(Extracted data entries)
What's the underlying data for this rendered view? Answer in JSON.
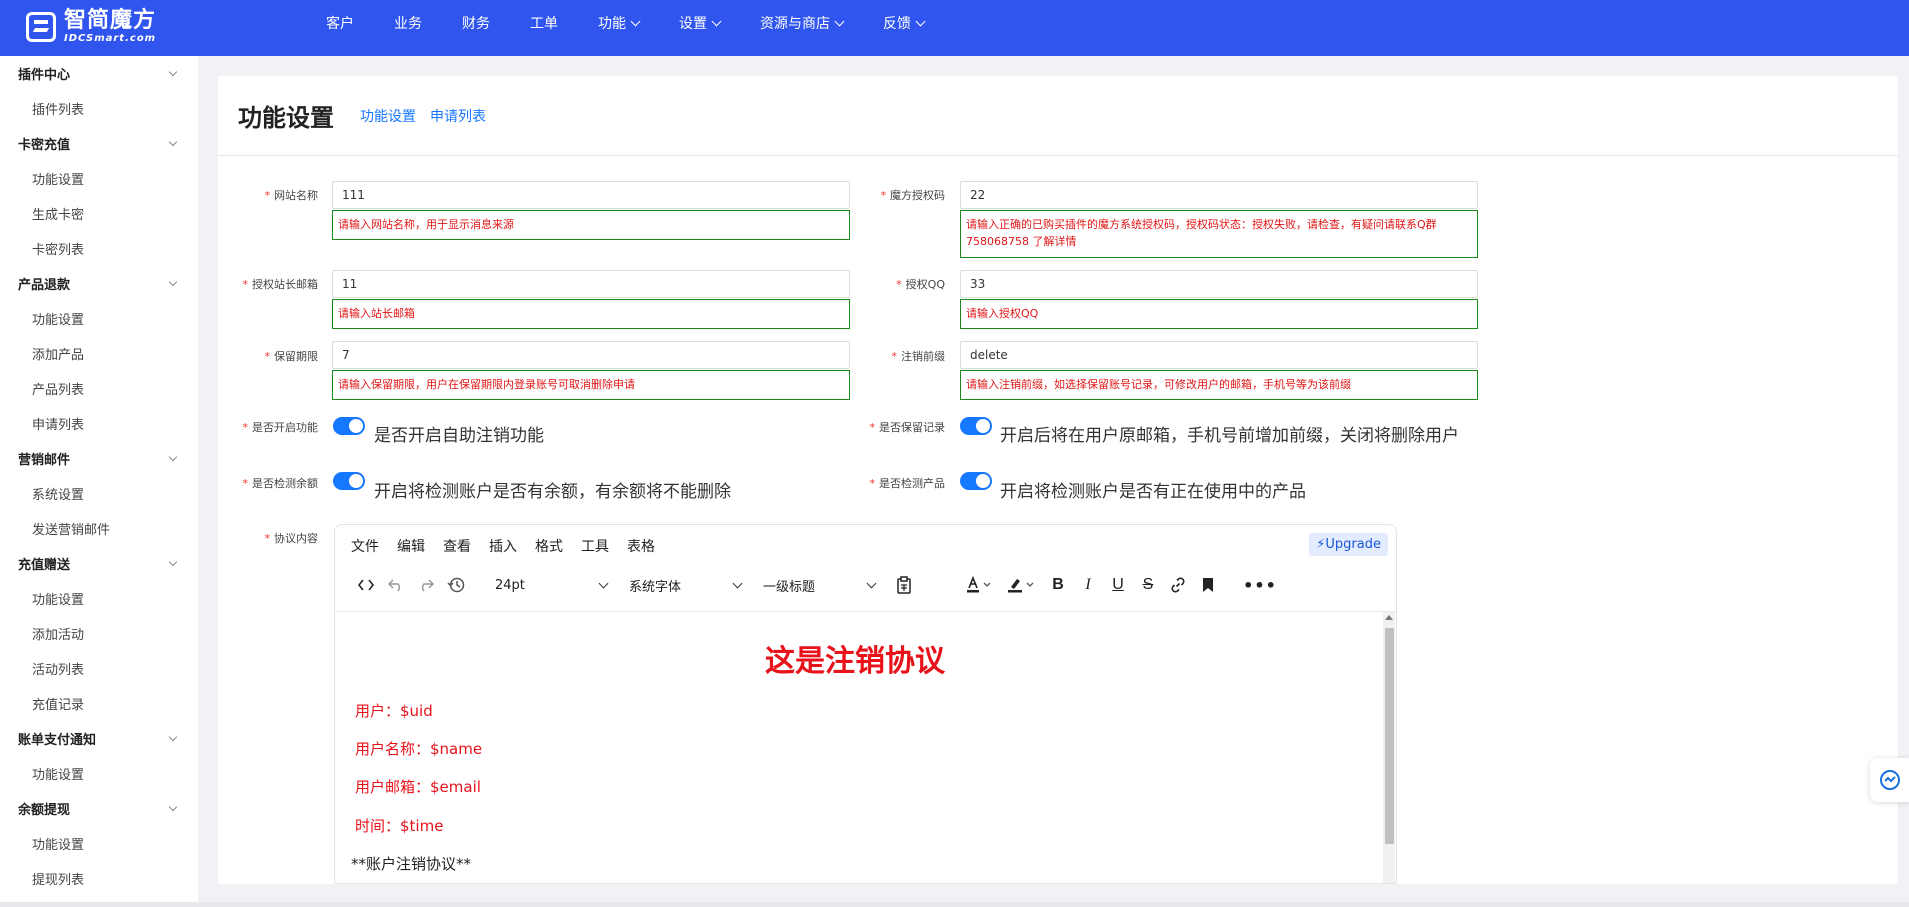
{
  "brand": {
    "name_cn": "智简魔方",
    "name_en": "IDCSmart.com"
  },
  "topnav": [
    {
      "label": "客户",
      "dropdown": false
    },
    {
      "label": "业务",
      "dropdown": false
    },
    {
      "label": "财务",
      "dropdown": false
    },
    {
      "label": "工单",
      "dropdown": false
    },
    {
      "label": "功能",
      "dropdown": true
    },
    {
      "label": "设置",
      "dropdown": true
    },
    {
      "label": "资源与商店",
      "dropdown": true
    },
    {
      "label": "反馈",
      "dropdown": true
    }
  ],
  "sidebar": [
    {
      "title": "插件中心",
      "items": [
        "插件列表"
      ]
    },
    {
      "title": "卡密充值",
      "items": [
        "功能设置",
        "生成卡密",
        "卡密列表"
      ]
    },
    {
      "title": "产品退款",
      "items": [
        "功能设置",
        "添加产品",
        "产品列表",
        "申请列表"
      ]
    },
    {
      "title": "营销邮件",
      "items": [
        "系统设置",
        "发送营销邮件"
      ]
    },
    {
      "title": "充值赠送",
      "items": [
        "功能设置",
        "添加活动",
        "活动列表",
        "充值记录"
      ]
    },
    {
      "title": "账单支付通知",
      "items": [
        "功能设置"
      ]
    },
    {
      "title": "余额提现",
      "items": [
        "功能设置",
        "提现列表"
      ]
    }
  ],
  "page": {
    "title": "功能设置",
    "tabs": [
      "功能设置",
      "申请列表"
    ]
  },
  "form": {
    "site_name": {
      "label": "网站名称",
      "value": "111",
      "hint": "请输入网站名称，用于显示消息来源"
    },
    "license_code": {
      "label": "魔方授权码",
      "value": "22",
      "hint": "请输入正确的已购买插件的魔方系统授权码，授权码状态：授权失败，请检查，有疑问请联系Q群758068758 了解详情"
    },
    "admin_email": {
      "label": "授权站长邮箱",
      "value": "11",
      "hint": "请输入站长邮箱"
    },
    "license_qq": {
      "label": "授权QQ",
      "value": "33",
      "hint": "请输入授权QQ"
    },
    "retention_period": {
      "label": "保留期限",
      "value": "7",
      "hint": "请输入保留期限，用户在保留期限内登录账号可取消删除申请"
    },
    "cancel_prefix": {
      "label": "注销前缀",
      "value": "delete",
      "hint": "请输入注销前缀，如选择保留账号记录，可修改用户的邮箱，手机号等为该前缀"
    },
    "enable_feature": {
      "label": "是否开启功能",
      "enabled": true,
      "text": "是否开启自助注销功能"
    },
    "keep_record": {
      "label": "是否保留记录",
      "enabled": true,
      "text": "开启后将在用户原邮箱，手机号前增加前缀，关闭将删除用户"
    },
    "check_balance": {
      "label": "是否检测余额",
      "enabled": true,
      "text": "开启将检测账户是否有余额，有余额将不能删除"
    },
    "check_product": {
      "label": "是否检测产品",
      "enabled": true,
      "text": "开启将检测账户是否有正在使用中的产品"
    },
    "agreement_label": "协议内容"
  },
  "editor": {
    "menus": [
      "文件",
      "编辑",
      "查看",
      "插入",
      "格式",
      "工具",
      "表格"
    ],
    "upgrade": "⚡Upgrade",
    "font_size": "24pt",
    "font_family": "系统字体",
    "block_format": "一级标题",
    "content": {
      "heading": "这是注销协议",
      "lines": [
        "用户：$uid",
        "用户名称：$name",
        "用户邮箱：$email",
        "时间：$time"
      ],
      "footer": "**账户注销协议**"
    }
  }
}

● **Directive**
Pick out each line above that includes "title" and show it.

● **Expected answer**
      "title": "插件中心",
      "title": "卡密充值",
      "title": "产品退款",
      "title": "营销邮件",
      "title": "充值赠送",
      "title": "账单支付通知",
      "title": "余额提现",
    "title": "功能设置",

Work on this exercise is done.